*SOURCE MATERIAL*.
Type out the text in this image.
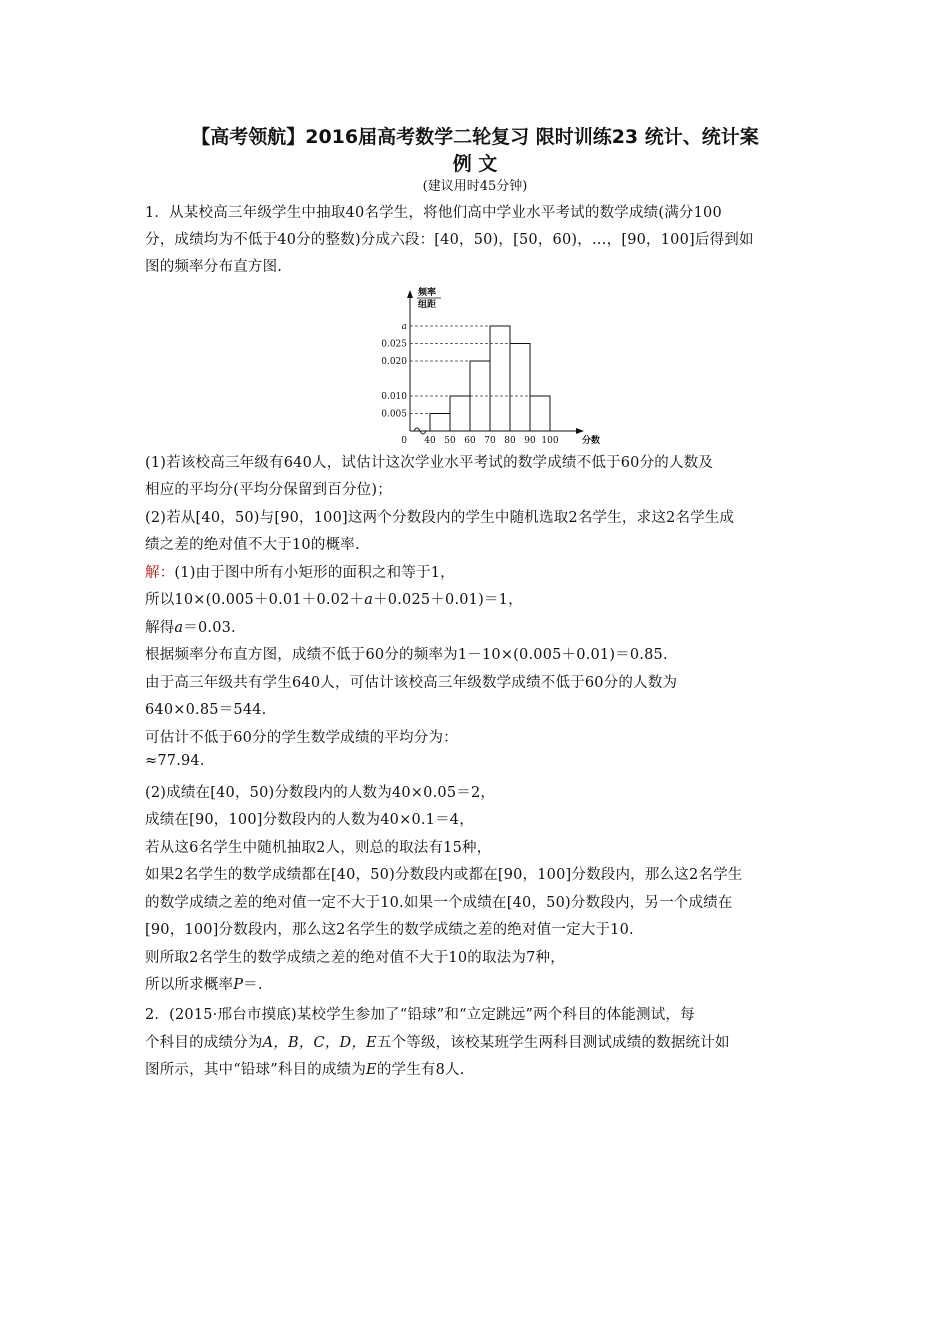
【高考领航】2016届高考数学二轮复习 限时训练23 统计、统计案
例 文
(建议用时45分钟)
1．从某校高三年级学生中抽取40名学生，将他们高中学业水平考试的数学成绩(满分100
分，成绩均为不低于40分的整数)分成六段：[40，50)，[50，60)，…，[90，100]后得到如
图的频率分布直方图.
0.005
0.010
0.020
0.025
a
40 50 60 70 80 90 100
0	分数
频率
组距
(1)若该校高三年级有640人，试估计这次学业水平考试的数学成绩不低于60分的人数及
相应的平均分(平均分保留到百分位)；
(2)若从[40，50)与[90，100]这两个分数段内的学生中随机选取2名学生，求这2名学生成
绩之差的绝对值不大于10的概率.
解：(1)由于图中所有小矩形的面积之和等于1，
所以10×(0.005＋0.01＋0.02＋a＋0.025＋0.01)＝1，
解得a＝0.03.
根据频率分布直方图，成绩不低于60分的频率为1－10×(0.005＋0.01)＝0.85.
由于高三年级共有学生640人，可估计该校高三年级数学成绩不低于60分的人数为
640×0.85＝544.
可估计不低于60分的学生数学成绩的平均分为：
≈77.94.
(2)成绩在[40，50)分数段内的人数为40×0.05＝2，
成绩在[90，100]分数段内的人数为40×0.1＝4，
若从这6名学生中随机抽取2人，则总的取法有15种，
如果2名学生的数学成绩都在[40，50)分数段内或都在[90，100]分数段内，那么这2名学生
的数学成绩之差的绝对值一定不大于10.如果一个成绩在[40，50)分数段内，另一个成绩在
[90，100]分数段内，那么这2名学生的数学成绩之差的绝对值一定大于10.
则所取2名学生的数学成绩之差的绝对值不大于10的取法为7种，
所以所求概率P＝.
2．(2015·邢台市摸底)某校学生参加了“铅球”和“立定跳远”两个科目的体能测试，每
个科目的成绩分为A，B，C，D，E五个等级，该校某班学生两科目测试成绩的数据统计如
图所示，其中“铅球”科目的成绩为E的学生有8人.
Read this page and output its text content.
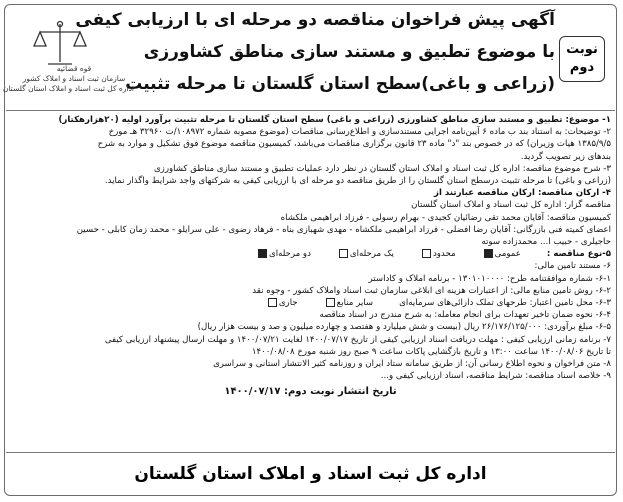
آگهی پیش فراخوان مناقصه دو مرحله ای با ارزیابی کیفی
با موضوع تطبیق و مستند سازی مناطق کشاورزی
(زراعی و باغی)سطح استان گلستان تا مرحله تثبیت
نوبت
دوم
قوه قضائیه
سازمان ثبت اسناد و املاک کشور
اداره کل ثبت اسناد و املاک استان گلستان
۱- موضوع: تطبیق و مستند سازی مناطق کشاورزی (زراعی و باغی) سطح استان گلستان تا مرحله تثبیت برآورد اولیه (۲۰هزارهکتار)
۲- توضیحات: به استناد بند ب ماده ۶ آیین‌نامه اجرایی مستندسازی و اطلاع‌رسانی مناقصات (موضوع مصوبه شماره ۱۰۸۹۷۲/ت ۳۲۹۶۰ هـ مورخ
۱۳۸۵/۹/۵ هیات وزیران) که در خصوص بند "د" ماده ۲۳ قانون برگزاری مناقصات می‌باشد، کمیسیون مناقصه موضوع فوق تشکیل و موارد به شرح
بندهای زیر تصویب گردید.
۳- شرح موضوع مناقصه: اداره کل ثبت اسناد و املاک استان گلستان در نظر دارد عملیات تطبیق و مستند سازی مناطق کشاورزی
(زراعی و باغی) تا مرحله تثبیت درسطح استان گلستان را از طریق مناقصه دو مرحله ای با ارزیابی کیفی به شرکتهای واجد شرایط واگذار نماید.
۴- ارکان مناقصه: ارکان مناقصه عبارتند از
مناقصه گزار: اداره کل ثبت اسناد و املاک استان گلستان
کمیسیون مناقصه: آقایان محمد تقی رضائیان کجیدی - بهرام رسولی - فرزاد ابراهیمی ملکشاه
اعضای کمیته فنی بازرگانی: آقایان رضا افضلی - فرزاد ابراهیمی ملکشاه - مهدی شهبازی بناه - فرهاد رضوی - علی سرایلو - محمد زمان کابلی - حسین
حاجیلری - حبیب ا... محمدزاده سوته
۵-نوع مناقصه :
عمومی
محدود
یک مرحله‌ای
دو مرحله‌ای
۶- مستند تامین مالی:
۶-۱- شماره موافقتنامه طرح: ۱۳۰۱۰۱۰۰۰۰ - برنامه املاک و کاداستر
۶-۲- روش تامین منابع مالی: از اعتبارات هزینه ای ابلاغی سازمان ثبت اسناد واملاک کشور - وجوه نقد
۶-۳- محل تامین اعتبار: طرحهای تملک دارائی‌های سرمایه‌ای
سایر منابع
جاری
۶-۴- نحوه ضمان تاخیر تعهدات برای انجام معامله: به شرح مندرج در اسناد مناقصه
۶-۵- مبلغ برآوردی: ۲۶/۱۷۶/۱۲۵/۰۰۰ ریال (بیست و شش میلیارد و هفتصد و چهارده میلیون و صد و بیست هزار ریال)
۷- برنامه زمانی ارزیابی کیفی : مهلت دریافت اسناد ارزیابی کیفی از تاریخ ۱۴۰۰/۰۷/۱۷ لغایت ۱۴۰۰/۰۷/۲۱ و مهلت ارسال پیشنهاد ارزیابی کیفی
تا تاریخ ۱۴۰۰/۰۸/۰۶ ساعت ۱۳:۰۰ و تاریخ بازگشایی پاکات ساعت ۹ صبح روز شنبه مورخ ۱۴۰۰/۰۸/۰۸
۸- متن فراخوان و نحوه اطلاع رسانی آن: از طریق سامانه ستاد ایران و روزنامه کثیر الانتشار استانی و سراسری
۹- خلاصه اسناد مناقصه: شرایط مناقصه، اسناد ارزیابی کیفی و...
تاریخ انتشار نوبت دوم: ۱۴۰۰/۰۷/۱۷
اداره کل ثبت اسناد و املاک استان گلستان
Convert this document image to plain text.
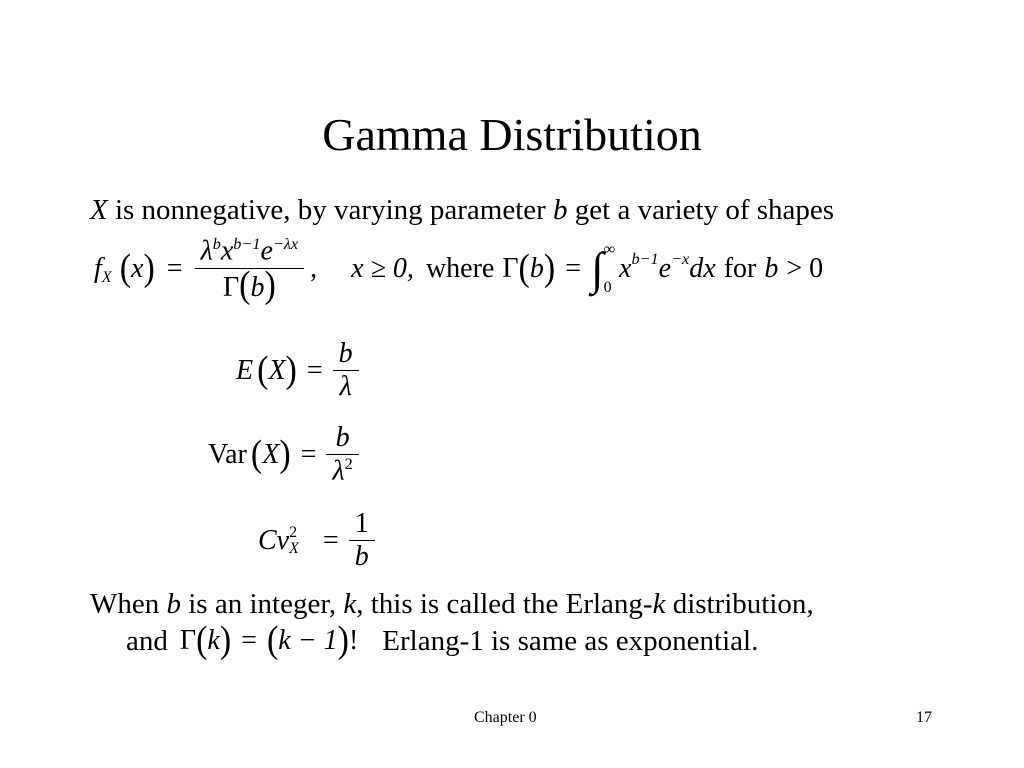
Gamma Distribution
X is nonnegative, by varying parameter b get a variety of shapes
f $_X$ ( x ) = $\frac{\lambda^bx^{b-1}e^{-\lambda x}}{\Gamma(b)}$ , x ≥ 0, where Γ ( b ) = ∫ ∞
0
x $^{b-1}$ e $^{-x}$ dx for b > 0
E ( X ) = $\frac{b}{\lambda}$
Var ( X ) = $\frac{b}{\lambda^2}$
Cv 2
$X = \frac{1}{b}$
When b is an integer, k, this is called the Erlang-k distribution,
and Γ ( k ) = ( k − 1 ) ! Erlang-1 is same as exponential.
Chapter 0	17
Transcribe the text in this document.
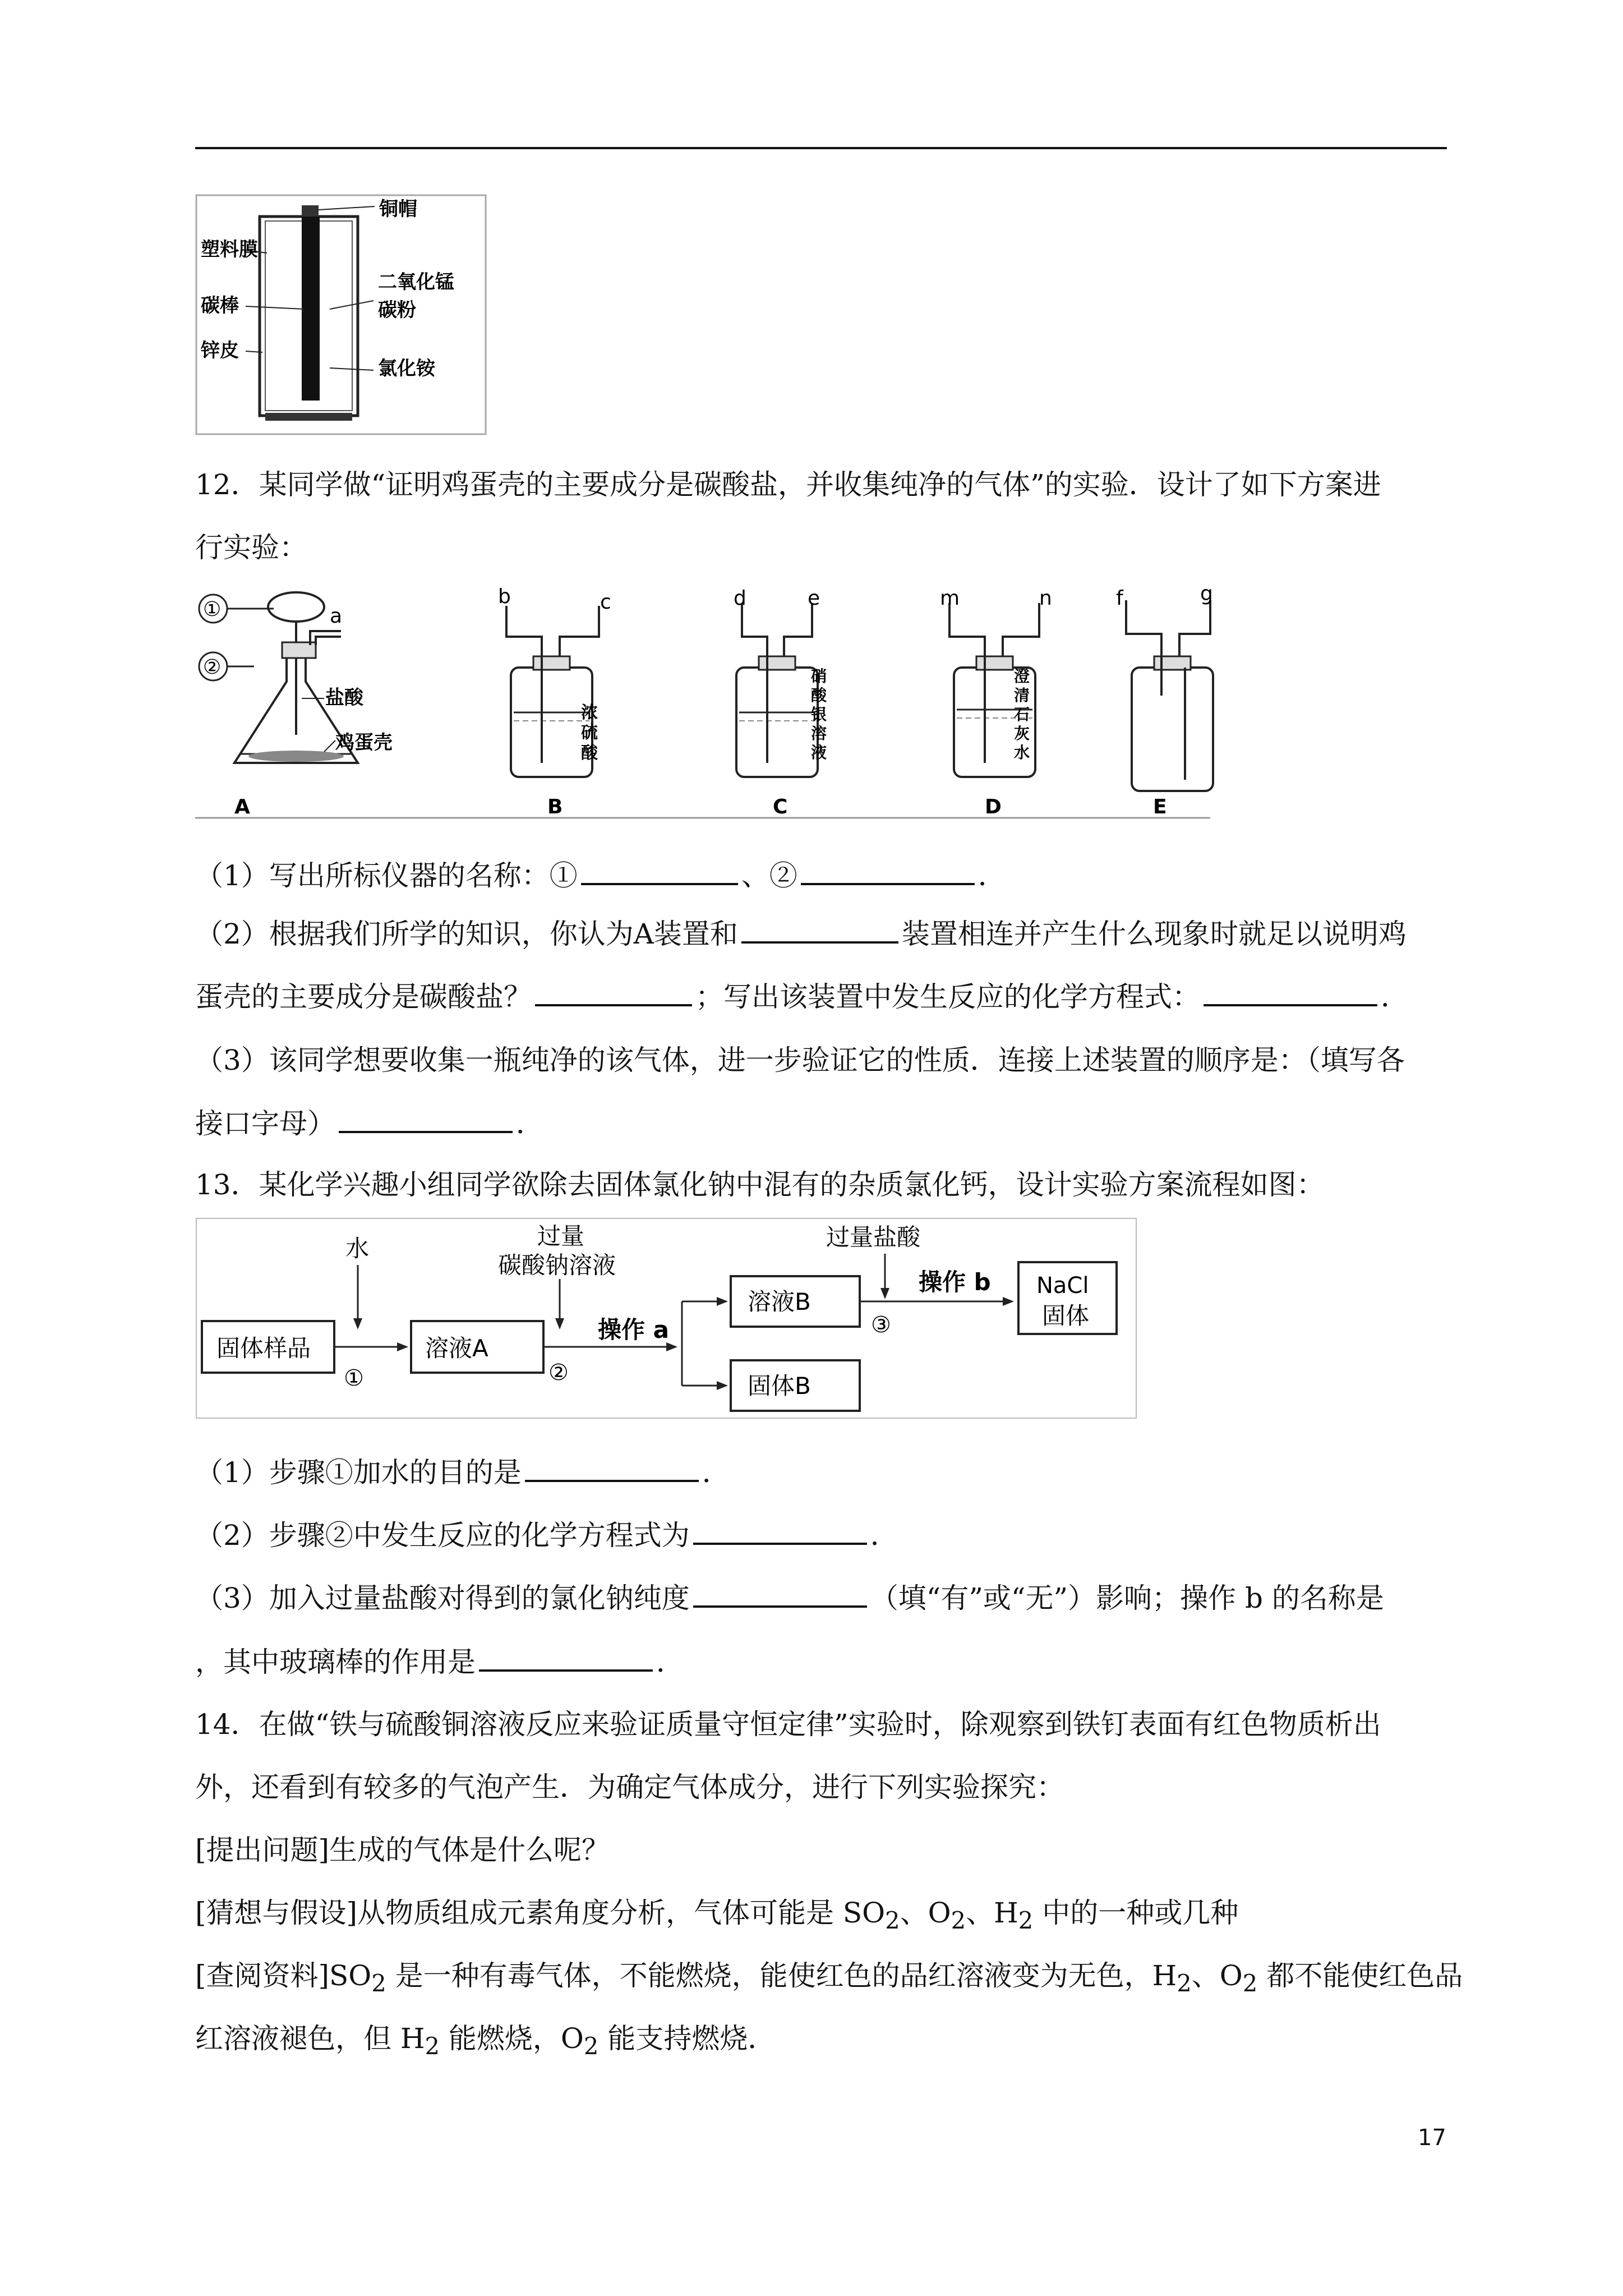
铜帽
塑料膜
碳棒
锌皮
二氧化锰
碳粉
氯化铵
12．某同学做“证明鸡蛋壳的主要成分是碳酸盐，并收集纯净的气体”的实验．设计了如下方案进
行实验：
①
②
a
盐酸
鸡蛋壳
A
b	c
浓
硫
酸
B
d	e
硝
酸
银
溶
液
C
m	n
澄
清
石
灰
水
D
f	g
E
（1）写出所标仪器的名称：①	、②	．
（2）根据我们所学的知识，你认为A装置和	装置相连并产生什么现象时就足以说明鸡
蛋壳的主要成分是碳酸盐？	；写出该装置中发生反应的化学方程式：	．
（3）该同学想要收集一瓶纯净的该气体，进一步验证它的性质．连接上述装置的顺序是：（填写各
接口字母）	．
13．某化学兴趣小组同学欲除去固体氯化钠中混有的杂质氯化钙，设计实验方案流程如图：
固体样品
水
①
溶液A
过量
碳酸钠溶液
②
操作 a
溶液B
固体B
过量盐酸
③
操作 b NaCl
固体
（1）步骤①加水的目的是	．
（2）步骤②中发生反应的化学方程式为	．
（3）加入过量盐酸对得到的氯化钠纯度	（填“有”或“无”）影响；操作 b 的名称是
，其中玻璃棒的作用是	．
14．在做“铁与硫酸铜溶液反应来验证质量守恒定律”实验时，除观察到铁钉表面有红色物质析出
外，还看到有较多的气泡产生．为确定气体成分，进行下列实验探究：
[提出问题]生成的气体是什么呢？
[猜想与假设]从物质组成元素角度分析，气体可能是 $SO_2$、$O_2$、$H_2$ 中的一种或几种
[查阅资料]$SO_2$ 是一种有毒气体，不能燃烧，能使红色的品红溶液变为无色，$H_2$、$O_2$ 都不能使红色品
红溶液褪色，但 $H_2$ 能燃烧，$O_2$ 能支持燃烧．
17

*REQUIRED WORK*. Identify the lines of the entries containing the string "document". Copy each such line.

*SOLUTION*.
Convert this document image to plain text.
Transcribe the text in this document.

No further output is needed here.